## Directions
Please copy out every line of the material below, without changing anything.

[BEGIN Given data]

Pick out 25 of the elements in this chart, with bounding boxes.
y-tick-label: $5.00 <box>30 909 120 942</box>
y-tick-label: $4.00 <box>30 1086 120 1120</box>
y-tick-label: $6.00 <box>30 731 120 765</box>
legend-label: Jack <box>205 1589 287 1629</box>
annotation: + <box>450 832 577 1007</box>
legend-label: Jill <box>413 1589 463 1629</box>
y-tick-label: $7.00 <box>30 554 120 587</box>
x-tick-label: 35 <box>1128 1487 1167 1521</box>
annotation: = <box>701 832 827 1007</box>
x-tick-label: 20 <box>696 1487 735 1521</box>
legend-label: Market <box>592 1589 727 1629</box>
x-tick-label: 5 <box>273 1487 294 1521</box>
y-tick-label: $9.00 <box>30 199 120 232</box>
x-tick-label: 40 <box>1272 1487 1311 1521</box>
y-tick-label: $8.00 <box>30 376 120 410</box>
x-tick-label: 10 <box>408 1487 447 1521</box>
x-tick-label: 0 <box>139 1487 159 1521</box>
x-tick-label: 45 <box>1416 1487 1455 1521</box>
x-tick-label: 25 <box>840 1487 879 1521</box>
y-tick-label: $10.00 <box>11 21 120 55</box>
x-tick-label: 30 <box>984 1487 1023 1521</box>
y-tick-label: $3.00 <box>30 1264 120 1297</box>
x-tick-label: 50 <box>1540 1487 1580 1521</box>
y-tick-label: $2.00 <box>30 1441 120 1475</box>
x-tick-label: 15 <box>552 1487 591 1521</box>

[END Given data]

## Result of the exercise
Pick out 25 of the elements in this chart, with bounding boxes.
y-tick-label: $5.00 <box>30 909 120 942</box>
y-tick-label: $4.00 <box>30 1086 120 1120</box>
y-tick-label: $6.00 <box>30 731 120 765</box>
legend-label: Jack <box>205 1589 287 1629</box>
annotation: + <box>450 832 577 1007</box>
legend-label: Jill <box>413 1589 463 1629</box>
y-tick-label: $7.00 <box>30 554 120 587</box>
x-tick-label: 35 <box>1128 1487 1167 1521</box>
annotation: = <box>701 832 827 1007</box>
x-tick-label: 20 <box>696 1487 735 1521</box>
legend-label: Market <box>592 1589 727 1629</box>
x-tick-label: 5 <box>273 1487 294 1521</box>
y-tick-label: $9.00 <box>30 199 120 232</box>
x-tick-label: 40 <box>1272 1487 1311 1521</box>
y-tick-label: $8.00 <box>30 376 120 410</box>
x-tick-label: 10 <box>408 1487 447 1521</box>
x-tick-label: 0 <box>139 1487 159 1521</box>
x-tick-label: 45 <box>1416 1487 1455 1521</box>
x-tick-label: 25 <box>840 1487 879 1521</box>
y-tick-label: $10.00 <box>11 21 120 55</box>
x-tick-label: 30 <box>984 1487 1023 1521</box>
y-tick-label: $3.00 <box>30 1264 120 1297</box>
x-tick-label: 50 <box>1540 1487 1580 1521</box>
y-tick-label: $2.00 <box>30 1441 120 1475</box>
x-tick-label: 15 <box>552 1487 591 1521</box>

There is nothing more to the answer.